Task to carry out:
Going through the material below, please gather all lines with the word "image" in them.

Materials provided:
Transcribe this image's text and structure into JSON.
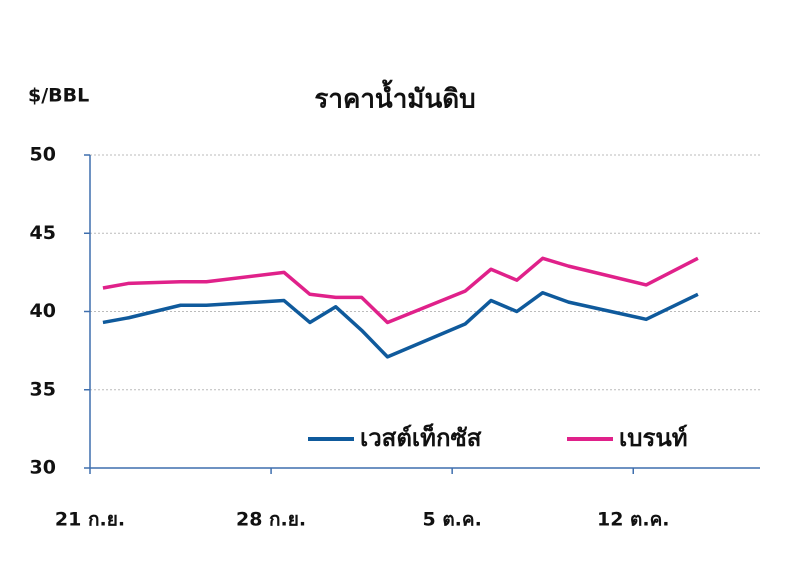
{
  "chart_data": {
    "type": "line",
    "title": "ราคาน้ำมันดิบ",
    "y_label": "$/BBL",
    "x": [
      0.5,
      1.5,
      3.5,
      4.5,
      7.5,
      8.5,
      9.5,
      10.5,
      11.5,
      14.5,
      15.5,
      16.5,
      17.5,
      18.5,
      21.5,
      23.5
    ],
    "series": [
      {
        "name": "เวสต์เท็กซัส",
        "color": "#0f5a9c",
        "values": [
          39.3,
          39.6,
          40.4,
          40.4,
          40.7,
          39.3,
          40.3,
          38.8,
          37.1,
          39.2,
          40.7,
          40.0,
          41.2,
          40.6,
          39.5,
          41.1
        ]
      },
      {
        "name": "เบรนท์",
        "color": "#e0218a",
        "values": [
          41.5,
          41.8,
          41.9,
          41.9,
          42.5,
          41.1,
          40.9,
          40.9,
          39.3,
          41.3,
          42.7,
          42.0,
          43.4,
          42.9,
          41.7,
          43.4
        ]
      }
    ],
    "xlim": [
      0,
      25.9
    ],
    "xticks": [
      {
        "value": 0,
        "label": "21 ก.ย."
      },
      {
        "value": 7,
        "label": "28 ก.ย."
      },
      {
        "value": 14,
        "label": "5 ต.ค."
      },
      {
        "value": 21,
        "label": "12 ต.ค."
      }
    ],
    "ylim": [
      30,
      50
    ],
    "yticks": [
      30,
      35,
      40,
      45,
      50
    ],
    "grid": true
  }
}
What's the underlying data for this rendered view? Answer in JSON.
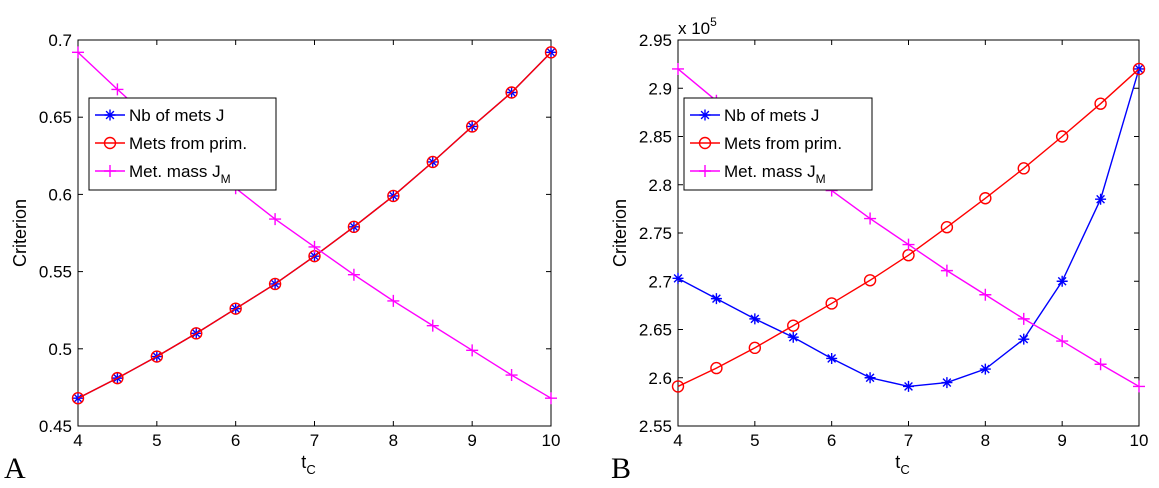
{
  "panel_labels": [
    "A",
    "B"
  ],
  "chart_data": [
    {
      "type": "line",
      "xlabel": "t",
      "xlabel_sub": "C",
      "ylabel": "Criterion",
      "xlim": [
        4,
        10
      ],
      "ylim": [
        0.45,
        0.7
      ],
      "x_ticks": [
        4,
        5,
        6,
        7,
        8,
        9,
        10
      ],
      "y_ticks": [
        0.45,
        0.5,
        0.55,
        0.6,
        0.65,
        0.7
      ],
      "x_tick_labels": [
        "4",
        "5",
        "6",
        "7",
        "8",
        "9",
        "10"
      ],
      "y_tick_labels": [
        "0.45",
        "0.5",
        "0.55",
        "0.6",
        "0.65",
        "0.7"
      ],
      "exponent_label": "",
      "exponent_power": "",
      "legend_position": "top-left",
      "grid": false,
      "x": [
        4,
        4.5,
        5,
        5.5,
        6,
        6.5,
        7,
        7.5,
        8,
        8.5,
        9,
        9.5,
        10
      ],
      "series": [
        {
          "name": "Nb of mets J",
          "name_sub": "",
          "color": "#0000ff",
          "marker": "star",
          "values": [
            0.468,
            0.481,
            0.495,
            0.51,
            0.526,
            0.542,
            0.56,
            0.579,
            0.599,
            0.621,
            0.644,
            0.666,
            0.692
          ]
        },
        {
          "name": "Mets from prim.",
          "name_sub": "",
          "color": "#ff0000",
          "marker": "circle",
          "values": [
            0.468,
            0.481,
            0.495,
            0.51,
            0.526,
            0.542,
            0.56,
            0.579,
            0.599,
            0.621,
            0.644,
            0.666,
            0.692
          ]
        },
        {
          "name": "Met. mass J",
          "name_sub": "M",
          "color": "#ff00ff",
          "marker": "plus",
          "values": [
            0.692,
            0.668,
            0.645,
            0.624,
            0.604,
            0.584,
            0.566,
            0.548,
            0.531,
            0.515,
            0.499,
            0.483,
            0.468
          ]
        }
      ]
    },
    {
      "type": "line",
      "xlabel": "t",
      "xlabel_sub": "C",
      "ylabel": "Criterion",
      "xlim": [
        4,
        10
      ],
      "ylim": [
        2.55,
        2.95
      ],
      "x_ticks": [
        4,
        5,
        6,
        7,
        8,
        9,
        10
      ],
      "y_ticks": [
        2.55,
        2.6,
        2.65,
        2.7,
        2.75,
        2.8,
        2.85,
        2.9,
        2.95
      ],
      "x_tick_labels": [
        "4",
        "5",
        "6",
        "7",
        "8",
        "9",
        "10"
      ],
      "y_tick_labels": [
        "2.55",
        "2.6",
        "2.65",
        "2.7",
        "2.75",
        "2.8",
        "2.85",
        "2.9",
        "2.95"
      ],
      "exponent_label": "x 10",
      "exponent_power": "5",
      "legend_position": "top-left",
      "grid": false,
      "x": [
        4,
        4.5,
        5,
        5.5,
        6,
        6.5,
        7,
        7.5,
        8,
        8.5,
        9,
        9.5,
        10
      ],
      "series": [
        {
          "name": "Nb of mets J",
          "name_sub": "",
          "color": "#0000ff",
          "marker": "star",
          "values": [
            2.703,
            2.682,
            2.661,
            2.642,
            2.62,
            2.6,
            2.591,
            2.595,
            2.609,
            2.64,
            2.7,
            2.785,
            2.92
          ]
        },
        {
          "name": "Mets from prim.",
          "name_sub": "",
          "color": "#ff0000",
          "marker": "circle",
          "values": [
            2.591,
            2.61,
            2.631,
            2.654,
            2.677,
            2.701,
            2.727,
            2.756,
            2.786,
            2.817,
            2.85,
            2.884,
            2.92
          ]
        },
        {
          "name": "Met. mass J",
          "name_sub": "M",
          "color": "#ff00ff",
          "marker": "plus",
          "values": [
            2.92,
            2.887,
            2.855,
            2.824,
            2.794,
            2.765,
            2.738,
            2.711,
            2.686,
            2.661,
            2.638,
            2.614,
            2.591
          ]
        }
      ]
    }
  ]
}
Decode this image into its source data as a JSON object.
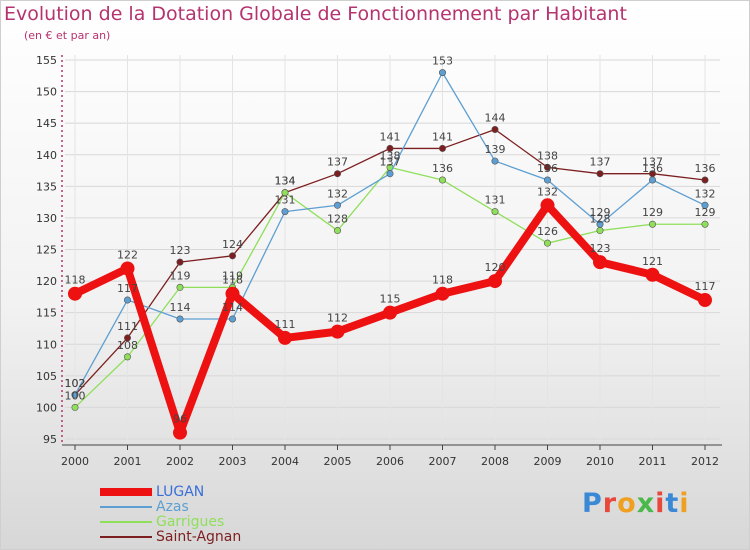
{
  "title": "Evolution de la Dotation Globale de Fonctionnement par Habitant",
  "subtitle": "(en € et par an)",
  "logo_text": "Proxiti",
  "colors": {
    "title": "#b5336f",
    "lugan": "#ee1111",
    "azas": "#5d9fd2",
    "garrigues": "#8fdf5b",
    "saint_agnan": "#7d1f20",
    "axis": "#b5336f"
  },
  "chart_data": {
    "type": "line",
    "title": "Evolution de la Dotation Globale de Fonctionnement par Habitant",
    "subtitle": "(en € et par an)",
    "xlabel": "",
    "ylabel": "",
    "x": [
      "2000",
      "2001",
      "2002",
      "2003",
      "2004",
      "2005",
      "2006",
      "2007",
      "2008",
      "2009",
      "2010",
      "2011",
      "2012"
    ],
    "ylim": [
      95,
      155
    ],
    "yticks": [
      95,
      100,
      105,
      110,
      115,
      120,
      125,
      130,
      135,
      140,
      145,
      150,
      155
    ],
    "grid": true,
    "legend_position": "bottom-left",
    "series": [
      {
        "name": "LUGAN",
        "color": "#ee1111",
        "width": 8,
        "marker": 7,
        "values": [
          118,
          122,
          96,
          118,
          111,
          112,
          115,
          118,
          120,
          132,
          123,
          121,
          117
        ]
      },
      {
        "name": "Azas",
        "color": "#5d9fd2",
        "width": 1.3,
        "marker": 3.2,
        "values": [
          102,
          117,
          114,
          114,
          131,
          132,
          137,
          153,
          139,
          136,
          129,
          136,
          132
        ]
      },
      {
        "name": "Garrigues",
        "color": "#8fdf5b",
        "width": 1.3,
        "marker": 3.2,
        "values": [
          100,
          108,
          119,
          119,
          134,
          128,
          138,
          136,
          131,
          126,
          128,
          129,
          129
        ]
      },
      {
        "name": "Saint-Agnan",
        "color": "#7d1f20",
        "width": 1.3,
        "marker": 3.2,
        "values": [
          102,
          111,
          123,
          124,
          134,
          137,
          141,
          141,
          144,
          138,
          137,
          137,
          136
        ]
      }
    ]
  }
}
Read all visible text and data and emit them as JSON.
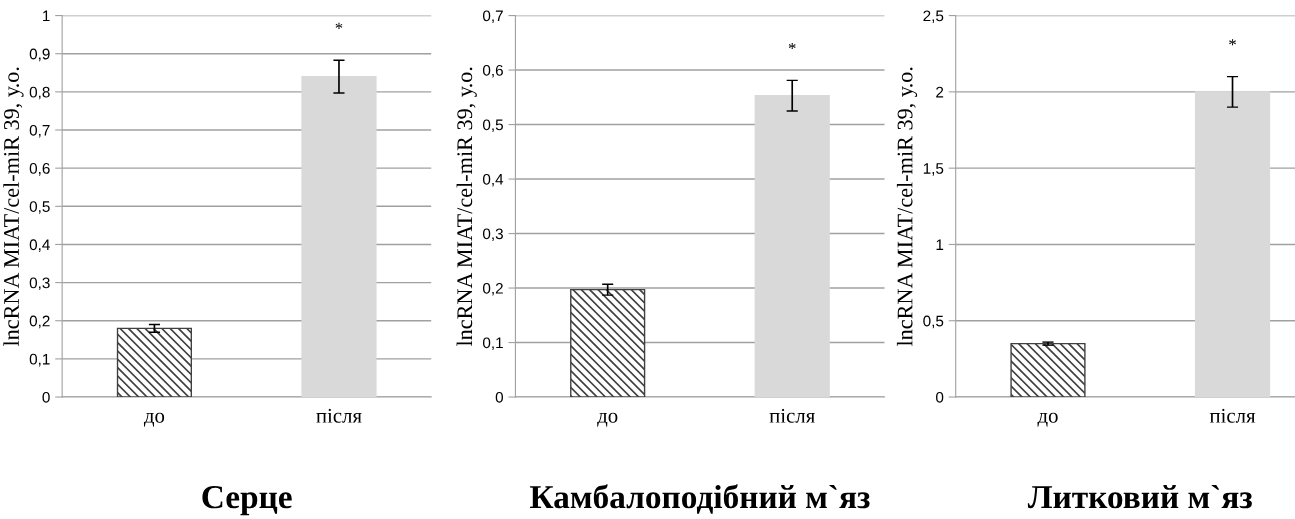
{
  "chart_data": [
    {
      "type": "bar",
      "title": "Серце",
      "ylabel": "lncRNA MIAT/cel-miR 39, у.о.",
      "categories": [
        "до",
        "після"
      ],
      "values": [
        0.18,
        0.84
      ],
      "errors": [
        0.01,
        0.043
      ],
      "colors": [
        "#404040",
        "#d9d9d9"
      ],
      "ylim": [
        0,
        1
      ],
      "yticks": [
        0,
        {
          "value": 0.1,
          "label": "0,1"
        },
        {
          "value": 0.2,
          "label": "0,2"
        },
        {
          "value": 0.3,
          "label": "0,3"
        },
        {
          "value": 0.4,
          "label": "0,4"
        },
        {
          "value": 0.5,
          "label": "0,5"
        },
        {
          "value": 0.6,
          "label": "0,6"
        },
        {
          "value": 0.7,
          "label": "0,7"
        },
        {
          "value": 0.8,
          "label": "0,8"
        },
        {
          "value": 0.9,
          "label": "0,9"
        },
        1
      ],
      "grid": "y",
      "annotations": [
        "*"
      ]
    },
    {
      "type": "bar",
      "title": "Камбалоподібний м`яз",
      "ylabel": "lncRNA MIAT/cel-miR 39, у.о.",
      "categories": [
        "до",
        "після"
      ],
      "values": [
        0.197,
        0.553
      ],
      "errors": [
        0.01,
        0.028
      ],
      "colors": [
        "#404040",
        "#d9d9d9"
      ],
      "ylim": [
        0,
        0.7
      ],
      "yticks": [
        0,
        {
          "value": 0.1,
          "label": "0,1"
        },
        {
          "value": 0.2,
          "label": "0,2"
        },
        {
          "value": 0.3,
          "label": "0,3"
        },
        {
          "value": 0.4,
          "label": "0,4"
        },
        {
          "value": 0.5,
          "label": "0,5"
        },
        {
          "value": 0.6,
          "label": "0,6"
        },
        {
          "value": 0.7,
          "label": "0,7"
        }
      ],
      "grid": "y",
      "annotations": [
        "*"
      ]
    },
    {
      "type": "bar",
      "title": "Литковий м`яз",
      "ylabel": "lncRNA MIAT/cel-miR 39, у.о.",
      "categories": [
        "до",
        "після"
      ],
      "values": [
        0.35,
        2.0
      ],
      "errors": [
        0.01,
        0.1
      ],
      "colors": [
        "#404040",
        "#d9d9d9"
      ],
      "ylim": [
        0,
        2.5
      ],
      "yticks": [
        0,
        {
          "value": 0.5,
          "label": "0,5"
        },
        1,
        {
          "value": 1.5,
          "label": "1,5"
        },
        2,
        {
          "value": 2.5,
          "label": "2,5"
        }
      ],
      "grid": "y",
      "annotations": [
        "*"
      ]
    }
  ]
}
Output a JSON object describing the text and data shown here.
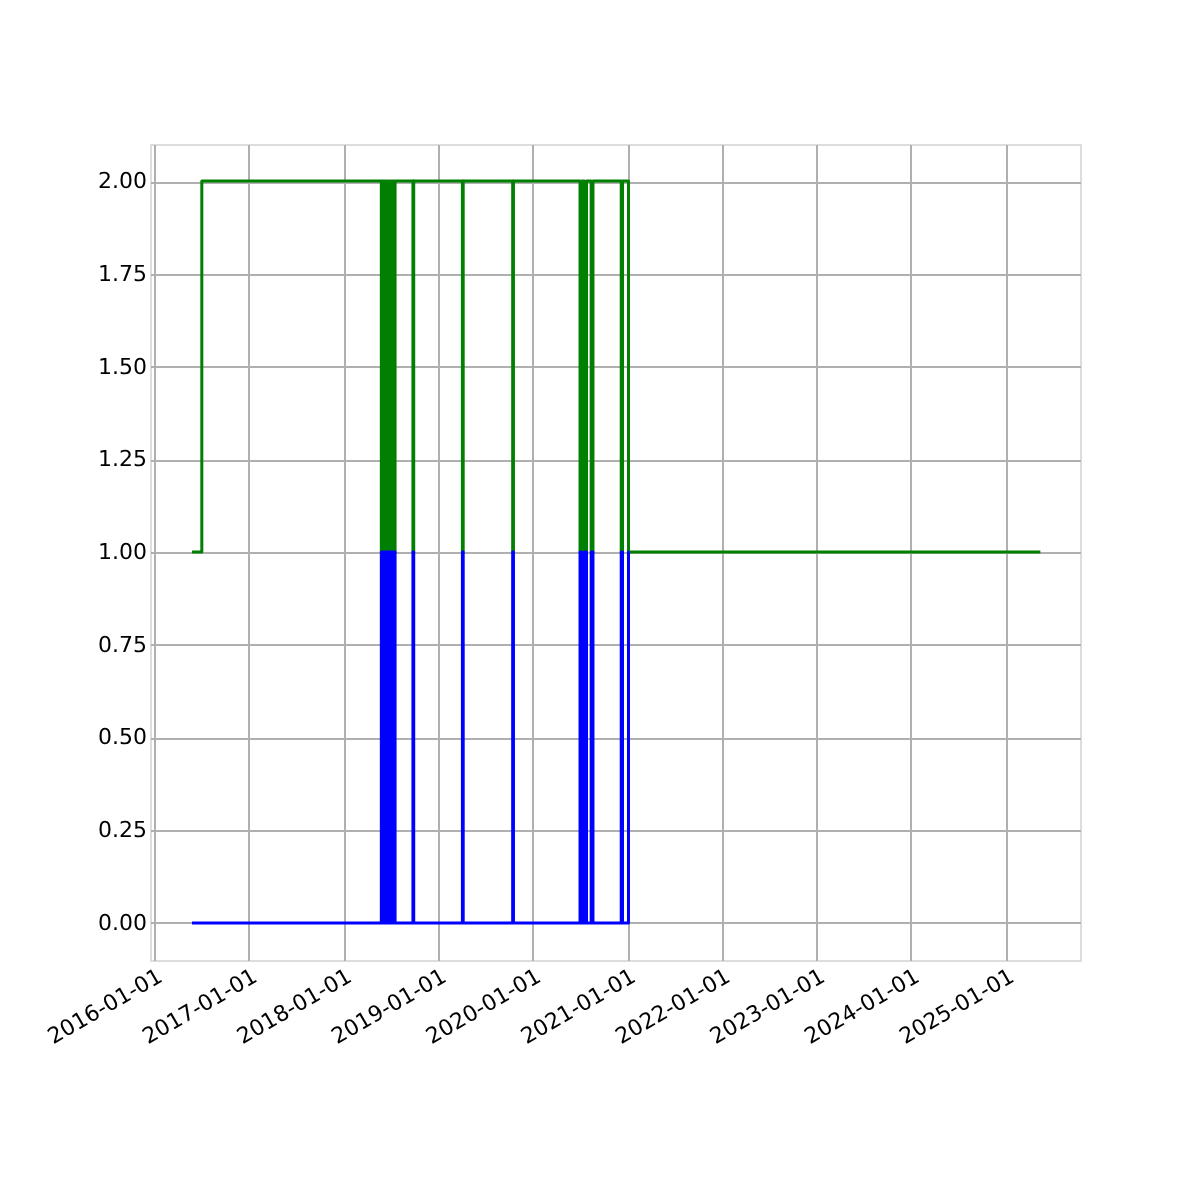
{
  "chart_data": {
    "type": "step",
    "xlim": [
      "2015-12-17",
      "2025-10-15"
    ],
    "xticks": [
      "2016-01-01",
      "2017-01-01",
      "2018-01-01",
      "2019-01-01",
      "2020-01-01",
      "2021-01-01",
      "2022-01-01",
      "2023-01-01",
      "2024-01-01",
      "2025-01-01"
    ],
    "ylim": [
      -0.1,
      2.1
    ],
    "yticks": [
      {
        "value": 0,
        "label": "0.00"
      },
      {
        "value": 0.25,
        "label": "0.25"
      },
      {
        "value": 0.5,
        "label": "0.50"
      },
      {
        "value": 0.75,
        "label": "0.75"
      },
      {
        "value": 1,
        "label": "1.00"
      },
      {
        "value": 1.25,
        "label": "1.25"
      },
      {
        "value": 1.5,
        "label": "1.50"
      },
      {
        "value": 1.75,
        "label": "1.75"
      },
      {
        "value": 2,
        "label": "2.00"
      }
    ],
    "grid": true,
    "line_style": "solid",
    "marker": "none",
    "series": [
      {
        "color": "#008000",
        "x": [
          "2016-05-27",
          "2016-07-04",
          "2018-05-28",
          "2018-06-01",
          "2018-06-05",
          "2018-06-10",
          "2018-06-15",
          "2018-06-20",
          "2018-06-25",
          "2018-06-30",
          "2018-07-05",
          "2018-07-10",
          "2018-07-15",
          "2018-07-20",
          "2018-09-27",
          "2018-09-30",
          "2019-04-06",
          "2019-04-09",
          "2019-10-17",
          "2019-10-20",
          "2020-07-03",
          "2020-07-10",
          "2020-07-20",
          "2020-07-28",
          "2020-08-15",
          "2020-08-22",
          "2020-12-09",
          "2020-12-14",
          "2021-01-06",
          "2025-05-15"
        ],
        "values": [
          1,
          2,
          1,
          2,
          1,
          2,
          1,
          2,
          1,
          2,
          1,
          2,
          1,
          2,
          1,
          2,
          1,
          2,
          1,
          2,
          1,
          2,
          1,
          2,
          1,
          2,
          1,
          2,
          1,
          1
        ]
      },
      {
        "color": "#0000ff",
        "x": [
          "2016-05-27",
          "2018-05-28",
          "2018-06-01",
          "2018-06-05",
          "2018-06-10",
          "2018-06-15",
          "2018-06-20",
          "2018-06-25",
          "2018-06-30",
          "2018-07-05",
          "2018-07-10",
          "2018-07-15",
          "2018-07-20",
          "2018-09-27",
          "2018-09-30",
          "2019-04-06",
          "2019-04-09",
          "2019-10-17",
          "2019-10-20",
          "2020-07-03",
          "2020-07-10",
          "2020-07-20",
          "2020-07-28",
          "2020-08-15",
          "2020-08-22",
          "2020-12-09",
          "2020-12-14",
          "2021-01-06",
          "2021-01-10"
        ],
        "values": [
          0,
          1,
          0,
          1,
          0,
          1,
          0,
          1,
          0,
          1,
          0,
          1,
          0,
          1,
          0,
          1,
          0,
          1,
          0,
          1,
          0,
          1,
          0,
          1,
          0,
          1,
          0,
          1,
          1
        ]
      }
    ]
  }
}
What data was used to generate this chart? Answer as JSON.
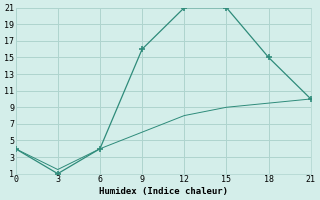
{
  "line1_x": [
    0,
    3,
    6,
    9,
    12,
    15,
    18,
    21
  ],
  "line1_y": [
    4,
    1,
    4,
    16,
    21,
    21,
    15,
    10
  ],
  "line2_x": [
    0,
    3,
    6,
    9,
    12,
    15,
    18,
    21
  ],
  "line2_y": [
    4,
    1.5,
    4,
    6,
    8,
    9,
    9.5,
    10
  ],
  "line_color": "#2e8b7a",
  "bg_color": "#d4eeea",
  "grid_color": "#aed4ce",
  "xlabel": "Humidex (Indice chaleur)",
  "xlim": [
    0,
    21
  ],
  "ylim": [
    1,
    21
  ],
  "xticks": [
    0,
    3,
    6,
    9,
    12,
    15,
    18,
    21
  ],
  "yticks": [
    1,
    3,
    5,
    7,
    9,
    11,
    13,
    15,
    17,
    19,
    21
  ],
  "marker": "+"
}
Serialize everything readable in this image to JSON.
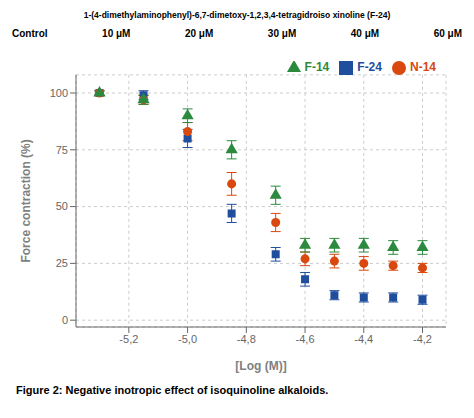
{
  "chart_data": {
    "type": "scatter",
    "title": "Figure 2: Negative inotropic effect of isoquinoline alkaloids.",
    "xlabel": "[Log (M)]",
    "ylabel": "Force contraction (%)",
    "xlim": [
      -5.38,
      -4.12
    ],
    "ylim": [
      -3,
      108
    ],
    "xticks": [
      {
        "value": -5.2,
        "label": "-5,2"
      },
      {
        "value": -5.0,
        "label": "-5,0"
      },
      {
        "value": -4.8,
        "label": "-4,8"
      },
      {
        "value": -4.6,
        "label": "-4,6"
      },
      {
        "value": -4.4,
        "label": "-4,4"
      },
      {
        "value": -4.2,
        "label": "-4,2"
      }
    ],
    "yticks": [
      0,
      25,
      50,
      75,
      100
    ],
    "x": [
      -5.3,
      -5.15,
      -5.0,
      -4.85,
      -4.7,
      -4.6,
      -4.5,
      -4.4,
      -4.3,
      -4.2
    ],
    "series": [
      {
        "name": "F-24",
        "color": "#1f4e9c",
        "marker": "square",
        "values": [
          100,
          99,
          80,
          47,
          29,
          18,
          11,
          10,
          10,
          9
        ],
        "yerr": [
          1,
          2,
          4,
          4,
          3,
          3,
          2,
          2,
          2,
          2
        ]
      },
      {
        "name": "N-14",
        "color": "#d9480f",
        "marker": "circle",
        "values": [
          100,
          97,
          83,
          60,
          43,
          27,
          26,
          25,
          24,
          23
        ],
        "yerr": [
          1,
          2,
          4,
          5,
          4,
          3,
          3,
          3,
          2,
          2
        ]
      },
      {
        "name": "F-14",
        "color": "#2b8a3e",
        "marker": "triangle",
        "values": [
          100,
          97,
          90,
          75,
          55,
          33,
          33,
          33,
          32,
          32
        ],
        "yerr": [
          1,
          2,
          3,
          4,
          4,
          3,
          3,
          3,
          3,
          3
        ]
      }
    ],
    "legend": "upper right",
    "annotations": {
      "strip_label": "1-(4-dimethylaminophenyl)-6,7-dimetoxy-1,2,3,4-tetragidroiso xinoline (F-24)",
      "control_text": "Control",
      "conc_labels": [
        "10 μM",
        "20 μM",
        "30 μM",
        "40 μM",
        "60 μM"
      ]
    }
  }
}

Response:
Transcribe this image's text and structure into JSON.
Decode this image into its source data as a JSON object.
Serialize everything readable in this image to JSON.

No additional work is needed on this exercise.